MATERIAL FOR THE TASK:
□ □ □ □ □ □ □
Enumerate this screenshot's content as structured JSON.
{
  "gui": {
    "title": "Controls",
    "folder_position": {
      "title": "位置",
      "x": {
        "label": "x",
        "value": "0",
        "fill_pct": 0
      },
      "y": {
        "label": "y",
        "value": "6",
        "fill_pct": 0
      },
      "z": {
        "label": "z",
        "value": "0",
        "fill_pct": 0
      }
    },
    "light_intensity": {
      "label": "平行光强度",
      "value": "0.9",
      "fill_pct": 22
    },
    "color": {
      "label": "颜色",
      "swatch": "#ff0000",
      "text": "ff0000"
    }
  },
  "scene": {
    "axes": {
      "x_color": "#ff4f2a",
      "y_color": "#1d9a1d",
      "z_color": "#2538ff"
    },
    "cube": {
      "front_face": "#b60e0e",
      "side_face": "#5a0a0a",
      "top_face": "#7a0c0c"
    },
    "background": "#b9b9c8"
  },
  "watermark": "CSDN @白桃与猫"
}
□ □ □ □ □ □ □
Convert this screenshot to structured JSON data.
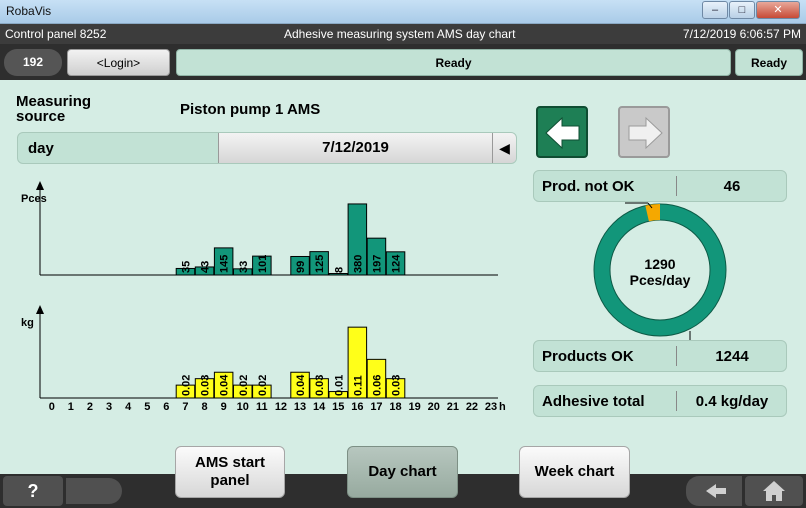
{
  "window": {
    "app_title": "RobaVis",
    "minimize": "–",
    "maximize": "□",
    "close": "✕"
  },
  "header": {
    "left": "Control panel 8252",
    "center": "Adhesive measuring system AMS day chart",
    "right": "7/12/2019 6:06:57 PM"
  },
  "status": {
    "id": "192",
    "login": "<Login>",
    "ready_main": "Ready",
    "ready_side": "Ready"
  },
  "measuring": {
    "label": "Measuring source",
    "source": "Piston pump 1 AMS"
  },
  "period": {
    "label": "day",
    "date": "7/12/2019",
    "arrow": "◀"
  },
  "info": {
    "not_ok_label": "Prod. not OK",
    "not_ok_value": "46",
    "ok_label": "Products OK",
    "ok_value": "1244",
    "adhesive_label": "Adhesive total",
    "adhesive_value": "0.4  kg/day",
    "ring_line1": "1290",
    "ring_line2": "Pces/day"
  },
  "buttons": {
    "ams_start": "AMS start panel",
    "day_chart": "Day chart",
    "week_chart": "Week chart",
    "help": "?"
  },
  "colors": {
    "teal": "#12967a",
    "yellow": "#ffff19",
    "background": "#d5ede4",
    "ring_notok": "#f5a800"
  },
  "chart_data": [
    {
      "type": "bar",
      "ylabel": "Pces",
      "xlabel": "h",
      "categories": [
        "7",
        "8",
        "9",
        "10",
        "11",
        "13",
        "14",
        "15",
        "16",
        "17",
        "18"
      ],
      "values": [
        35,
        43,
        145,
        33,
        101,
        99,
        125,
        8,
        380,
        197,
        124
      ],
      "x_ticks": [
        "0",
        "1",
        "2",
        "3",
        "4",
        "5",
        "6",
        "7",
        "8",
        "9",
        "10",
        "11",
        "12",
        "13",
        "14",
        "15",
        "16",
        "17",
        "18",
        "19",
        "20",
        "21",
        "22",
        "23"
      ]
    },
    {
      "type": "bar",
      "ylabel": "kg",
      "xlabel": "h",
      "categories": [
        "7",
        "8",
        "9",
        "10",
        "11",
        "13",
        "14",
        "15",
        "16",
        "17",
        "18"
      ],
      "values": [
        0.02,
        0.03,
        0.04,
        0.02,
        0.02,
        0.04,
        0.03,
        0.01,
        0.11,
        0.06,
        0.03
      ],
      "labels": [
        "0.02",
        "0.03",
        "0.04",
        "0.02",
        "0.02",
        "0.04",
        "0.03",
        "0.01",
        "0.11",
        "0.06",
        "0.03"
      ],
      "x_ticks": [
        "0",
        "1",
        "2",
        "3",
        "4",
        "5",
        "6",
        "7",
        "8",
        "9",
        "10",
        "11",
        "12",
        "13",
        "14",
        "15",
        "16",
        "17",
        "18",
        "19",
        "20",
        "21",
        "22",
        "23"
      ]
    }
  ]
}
□ □ □ □ □ □ □
What is the number of lines above that contain the string "this"? Answer with the number alone.

2